- [Required task]: Extract the text of every entry below exactly; leave images out.

- [Data section]:
· · · · ·

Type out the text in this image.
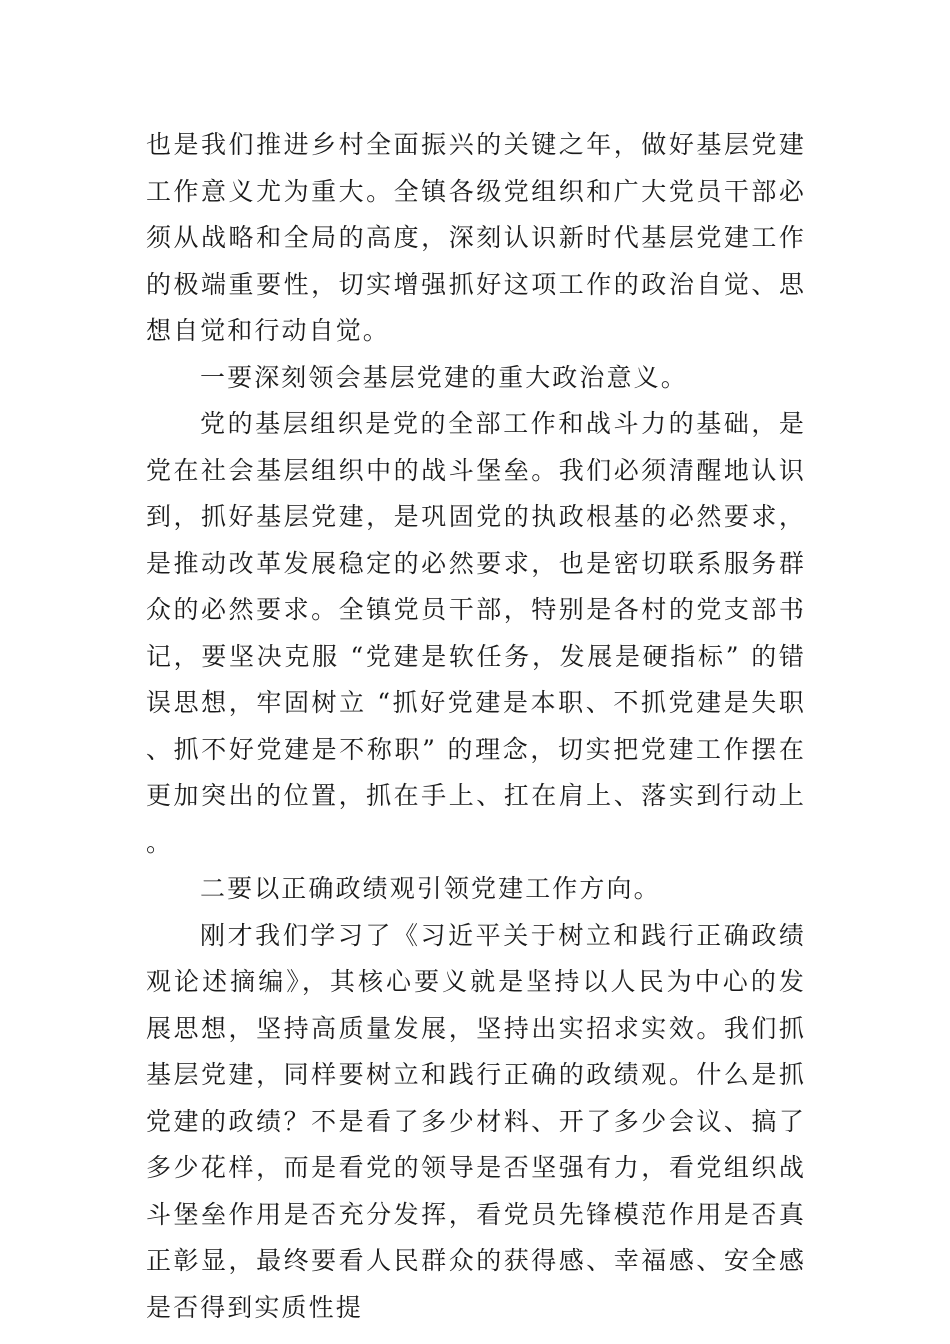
也是我们推进乡村全面振兴的关键之年，做好基层党建工作意义尤为重大。全镇各级党组织和广大党员干部必须从战略和全局的高度，深刻认识新时代基层党建工作的极端重要性，切实增强抓好这项工作的政治自觉、思想自觉和行动自觉。

一要深刻领会基层党建的重大政治意义。

党的基层组织是党的全部工作和战斗力的基础，是党在社会基层组织中的战斗堡垒。我们必须清醒地认识到，抓好基层党建，是巩固党的执政根基的必然要求，是推动改革发展稳定的必然要求，也是密切联系服务群众的必然要求。全镇党员干部，特别是各村的党支部书记，要坚决克服 “党建是软任务，发展是硬指标” 的错误思想，牢固树立 “抓好党建是本职、不抓党建是失职、抓不好党建是不称职” 的理念，切实把党建工作摆在更加突出的位置，抓在手上、扛在肩上、落实到行动上。

二要以正确政绩观引领党建工作方向。

刚才我们学习了《习近平关于树立和践行正确政绩观论述摘编》，其核心要义就是坚持以人民为中心的发展思想，坚持高质量发展，坚持出实招求实效。我们抓基层党建，同样要树立和践行正确的政绩观。什么是抓党建的政绩？不是看了多少材料、开了多少会议、搞了多少花样，而是看党的领导是否坚强有力，看党组织战斗堡垒作用是否充分发挥，看党员先锋模范作用是否真正彰显，最终要看人民群众的获得感、幸福感、安全感是否得到实质性提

· · · · ·

- [Answer to this problem]:
Type out the text in this image.
也是我们推进乡村全面振兴的关键之年，做好基层党建工作意义尤为重大。全镇各级党组织和广大党员干部必须从战略和全局的高度，深刻认识新时代基层党建工作的极端重要性，切实增强抓好这项工作的政治自觉、思想自觉和行动自觉。

一要深刻领会基层党建的重大政治意义。

党的基层组织是党的全部工作和战斗力的基础，是党在社会基层组织中的战斗堡垒。我们必须清醒地认识到，抓好基层党建，是巩固党的执政根基的必然要求，是推动改革发展稳定的必然要求，也是密切联系服务群众的必然要求。全镇党员干部，特别是各村的党支部书记，要坚决克服 “党建是软任务，发展是硬指标” 的错误思想，牢固树立 “抓好党建是本职、不抓党建是失职、抓不好党建是不称职” 的理念，切实把党建工作摆在更加突出的位置，抓在手上、扛在肩上、落实到行动上。

二要以正确政绩观引领党建工作方向。

刚才我们学习了《习近平关于树立和践行正确政绩观论述摘编》，其核心要义就是坚持以人民为中心的发展思想，坚持高质量发展，坚持出实招求实效。我们抓基层党建，同样要树立和践行正确的政绩观。什么是抓党建的政绩？不是看了多少材料、开了多少会议、搞了多少花样，而是看党的领导是否坚强有力，看党组织战斗堡垒作用是否充分发挥，看党员先锋模范作用是否真正彰显，最终要看人民群众的获得感、幸福感、安全感是否得到实质性提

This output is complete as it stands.